**Directions**
Pictures aside, quote the whole listing exactly.

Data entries
════

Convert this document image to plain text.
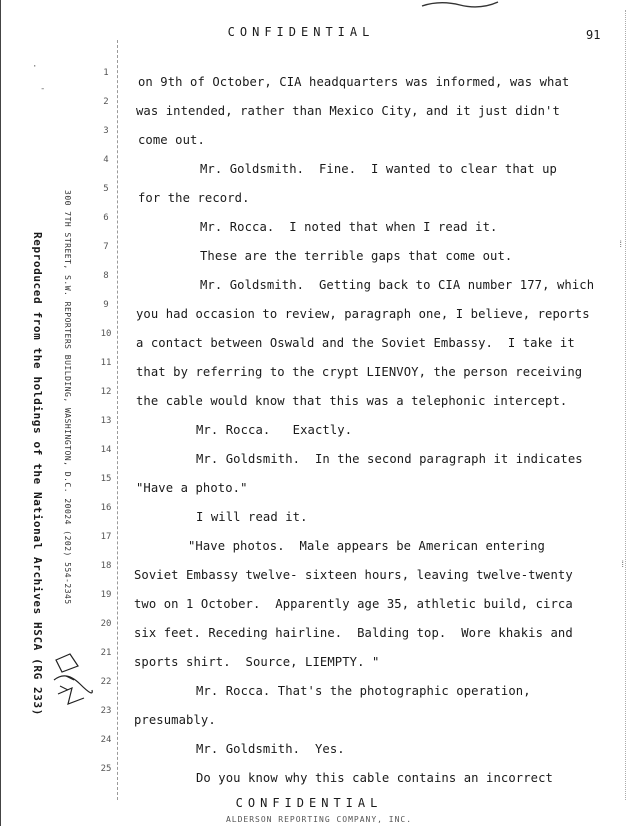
CONFIDENTIAL	91
Reproduced from the holdings of the National Archives HSCA (RG 233) 300 7TH STREET, S.W. REPORTERS BUILDING, WASHINGTON, D.C. 20024 (202) 554-2345
·
-
⁞
⁞
1
2
3
4
5
6
7
8
9
10
11
12
13
14
15
16
17
18
19
20
21
22
23
24
25
on 9th of October, CIA headquarters was informed, was what
was intended, rather than Mexico City, and it just didn't
come out.
Mr. Goldsmith.  Fine.  I wanted to clear that up
for the record.
Mr. Rocca.  I noted that when I read it.
These are the terrible gaps that come out.
Mr. Goldsmith.  Getting back to CIA number 177, which
you had occasion to review, paragraph one, I believe, reports
a contact between Oswald and the Soviet Embassy.  I take it
that by referring to the crypt LIENVOY, the person receiving
the cable would know that this was a telephonic intercept.
Mr. Rocca.   Exactly.
Mr. Goldsmith.  In the second paragraph it indicates
"Have a photo."
I will read it.
"Have photos.  Male appears be American entering
Soviet Embassy twelve- sixteen hours, leaving twelve-twenty
two on 1 October.  Apparently age 35, athletic build, circa
six feet. Receding hairline.  Balding top.  Wore khakis and
sports shirt.  Source, LIEMPTY. "
Mr. Rocca. That's the photographic operation,
presumably.
Mr. Goldsmith.  Yes.
Do you know why this cable contains an incorrect
CONFIDENTIAL
ALDERSON REPORTING COMPANY, INC.
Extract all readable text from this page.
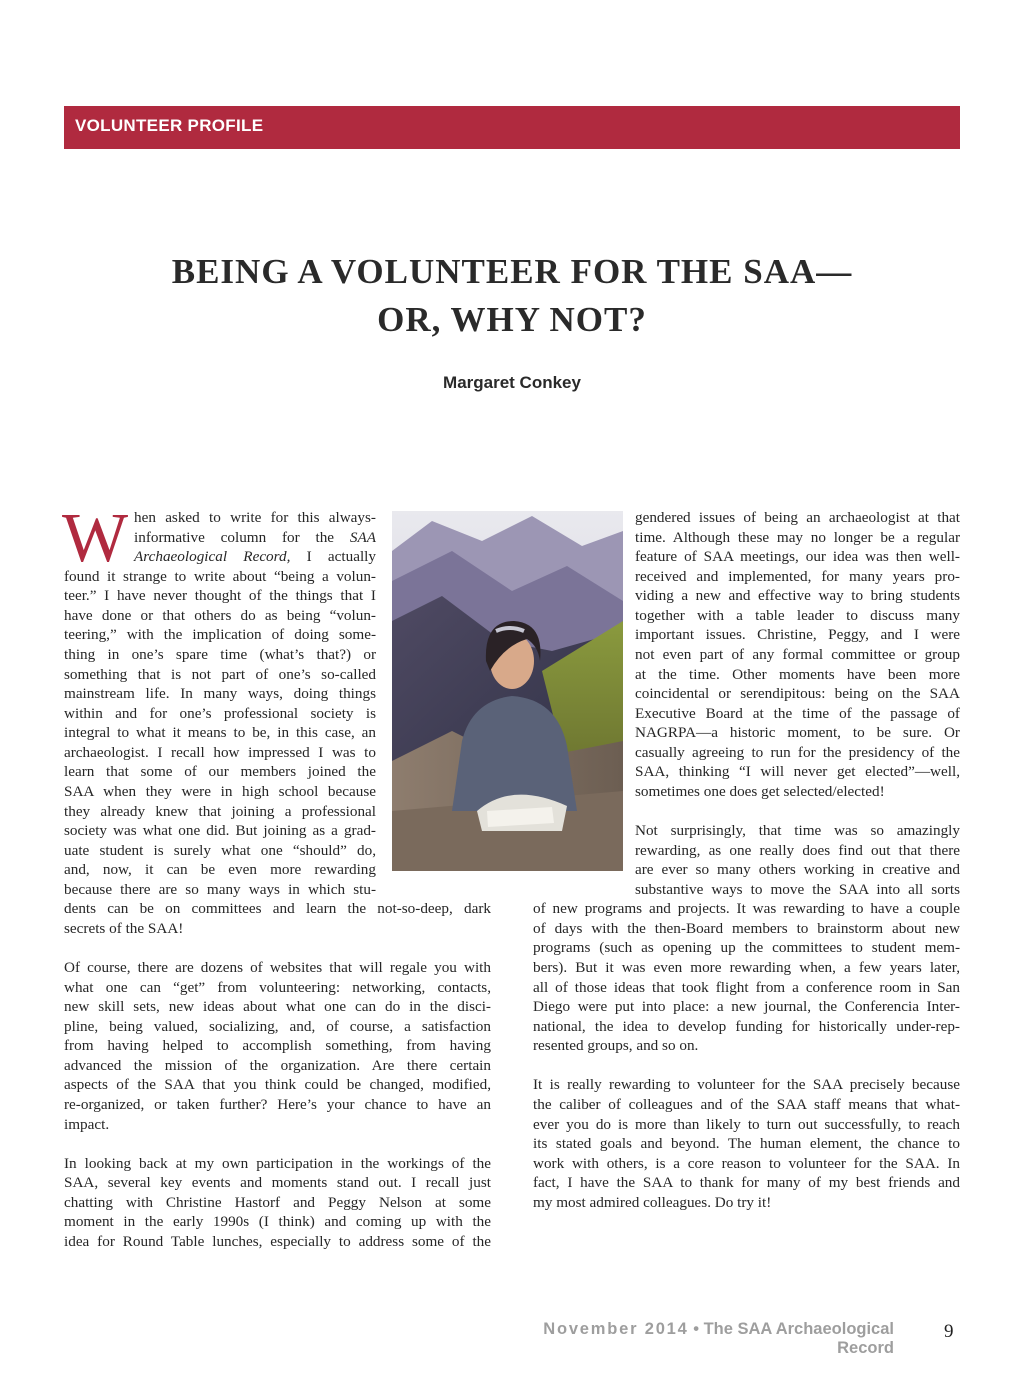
VOLUNTEER PROFILE
BEING A VOLUNTEER FOR THE SAA—
OR, WHY NOT?
Margaret Conkey
W hen asked to write for this always-
informative column for the SAA
Archaeological Record, I actually
found it strange to write about “being a volun-
teer.” I have never thought of the things that I
have done or that others do as being “volun-
teering,” with the implication of doing some-
thing in one’s spare time (what’s that?) or
something that is not part of one’s so-called
mainstream life. In many ways, doing things
within and for one’s professional society is
integral to what it means to be, in this case, an
archaeologist. I recall how impressed I was to
learn that some of our members joined the
SAA when they were in high school because
they already knew that joining a professional
society was what one did. But joining as a grad-
uate student is surely what one “should” do,
and, now, it can be even more rewarding
because there are so many ways in which stu-
dents can be on committees and learn the not-so-deep, dark
secrets of the SAA!
Of course, there are dozens of websites that will regale you with
what one can “get” from volunteering: networking, contacts,
new skill sets, new ideas about what one can do in the disci-
pline, being valued, socializing, and, of course, a satisfaction
from having helped to accomplish something, from having
advanced the mission of the organization. Are there certain
aspects of the SAA that you think could be changed, modified,
re-organized, or taken further? Here’s your chance to have an
impact.
In looking back at my own participation in the workings of the
SAA, several key events and moments stand out. I recall just
chatting with Christine Hastorf and Peggy Nelson at some
moment in the early 1990s (I think) and coming up with the
idea for Round Table lunches, especially to address some of the
gendered issues of being an archaeologist at that
time. Although these may no longer be a regular
feature of SAA meetings, our idea was then well-
received and implemented, for many years pro-
viding a new and effective way to bring students
together with a table leader to discuss many
important issues. Christine, Peggy, and I were
not even part of any formal committee or group
at the time. Other moments have been more
coincidental or serendipitous: being on the SAA
Executive Board at the time of the passage of
NAGRPA—a historic moment, to be sure. Or
casually agreeing to run for the presidency of the
SAA, thinking “I will never get elected”—well,
sometimes one does get selected/elected!
Not surprisingly, that time was so amazingly
rewarding, as one really does find out that there
are ever so many others working in creative and
substantive ways to move the SAA into all sorts
of new programs and projects. It was rewarding to have a couple
of days with the then-Board members to brainstorm about new
programs (such as opening up the committees to student mem-
bers). But it was even more rewarding when, a few years later,
all of those ideas that took flight from a conference room in San
Diego were put into place: a new journal, the Conferencia Inter-
national, the idea to develop funding for historically under-rep-
resented groups, and so on.
It is really rewarding to volunteer for the SAA precisely because
the caliber of colleagues and of the SAA staff means that what-
ever you do is more than likely to turn out successfully, to reach
its stated goals and beyond. The human element, the chance to
work with others, is a core reason to volunteer for the SAA. In
fact, I have the SAA to thank for many of my best friends and
my most admired colleagues. Do try it!
November 2014 • The SAA Archaeological Record
9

════

**Result**
Convert this document image to plain text.
CONFIDENTIAL	91
Reproduced from the holdings of the National Archives HSCA (RG 233) 300 7TH STREET, S.W. REPORTERS BUILDING, WASHINGTON, D.C. 20024 (202) 554-2345
·
-
⁞
⁞
1
2
3
4
5
6
7
8
9
10
11
12
13
14
15
16
17
18
19
20
21
22
23
24
25
on 9th of October, CIA headquarters was informed, was what
was intended, rather than Mexico City, and it just didn't
come out.
Mr. Goldsmith.  Fine.  I wanted to clear that up
for the record.
Mr. Rocca.  I noted that when I read it.
These are the terrible gaps that come out.
Mr. Goldsmith.  Getting back to CIA number 177, which
you had occasion to review, paragraph one, I believe, reports
a contact between Oswald and the Soviet Embassy.  I take it
that by referring to the crypt LIENVOY, the person receiving
the cable would know that this was a telephonic intercept.
Mr. Rocca.   Exactly.
Mr. Goldsmith.  In the second paragraph it indicates
"Have a photo."
I will read it.
"Have photos.  Male appears be American entering
Soviet Embassy twelve- sixteen hours, leaving twelve-twenty
two on 1 October.  Apparently age 35, athletic build, circa
six feet. Receding hairline.  Balding top.  Wore khakis and
sports shirt.  Source, LIEMPTY. "
Mr. Rocca. That's the photographic operation,
presumably.
Mr. Goldsmith.  Yes.
Do you know why this cable contains an incorrect
CONFIDENTIAL
ALDERSON REPORTING COMPANY, INC.
Extract all readable text from this page.
VOLUNTEER PROFILE
BEING A VOLUNTEER FOR THE SAA—
OR, WHY NOT?
Margaret Conkey
W hen asked to write for this always-
informative column for the SAA
Archaeological Record, I actually
found it strange to write about “being a volun-
teer.” I have never thought of the things that I
have done or that others do as being “volun-
teering,” with the implication of doing some-
thing in one’s spare time (what’s that?) or
something that is not part of one’s so-called
mainstream life. In many ways, doing things
within and for one’s professional society is
integral to what it means to be, in this case, an
archaeologist. I recall how impressed I was to
learn that some of our members joined the
SAA when they were in high school because
they already knew that joining a professional
society was what one did. But joining as a grad-
uate student is surely what one “should” do,
and, now, it can be even more rewarding
because there are so many ways in which stu-
dents can be on committees and learn the not-so-deep, dark
secrets of the SAA!
Of course, there are dozens of websites that will regale you with
what one can “get” from volunteering: networking, contacts,
new skill sets, new ideas about what one can do in the disci-
pline, being valued, socializing, and, of course, a satisfaction
from having helped to accomplish something, from having
advanced the mission of the organization. Are there certain
aspects of the SAA that you think could be changed, modified,
re-organized, or taken further? Here’s your chance to have an
impact.
In looking back at my own participation in the workings of the
SAA, several key events and moments stand out. I recall just
chatting with Christine Hastorf and Peggy Nelson at some
moment in the early 1990s (I think) and coming up with the
idea for Round Table lunches, especially to address some of the
gendered issues of being an archaeologist at that
time. Although these may no longer be a regular
feature of SAA meetings, our idea was then well-
received and implemented, for many years pro-
viding a new and effective way to bring students
together with a table leader to discuss many
important issues. Christine, Peggy, and I were
not even part of any formal committee or group
at the time. Other moments have been more
coincidental or serendipitous: being on the SAA
Executive Board at the time of the passage of
NAGRPA—a historic moment, to be sure. Or
casually agreeing to run for the presidency of the
SAA, thinking “I will never get elected”—well,
sometimes one does get selected/elected!
Not surprisingly, that time was so amazingly
rewarding, as one really does find out that there
are ever so many others working in creative and
substantive ways to move the SAA into all sorts
of new programs and projects. It was rewarding to have a couple
of days with the then-Board members to brainstorm about new
programs (such as opening up the committees to student mem-
bers). But it was even more rewarding when, a few years later,
all of those ideas that took flight from a conference room in San
Diego were put into place: a new journal, the Conferencia Inter-
national, the idea to develop funding for historically under-rep-
resented groups, and so on.
It is really rewarding to volunteer for the SAA precisely because
the caliber of colleagues and of the SAA staff means that what-
ever you do is more than likely to turn out successfully, to reach
its stated goals and beyond. The human element, the chance to
work with others, is a core reason to volunteer for the SAA. In
fact, I have the SAA to thank for many of my best friends and
my most admired colleagues. Do try it!
November 2014 • The SAA Archaeological Record
9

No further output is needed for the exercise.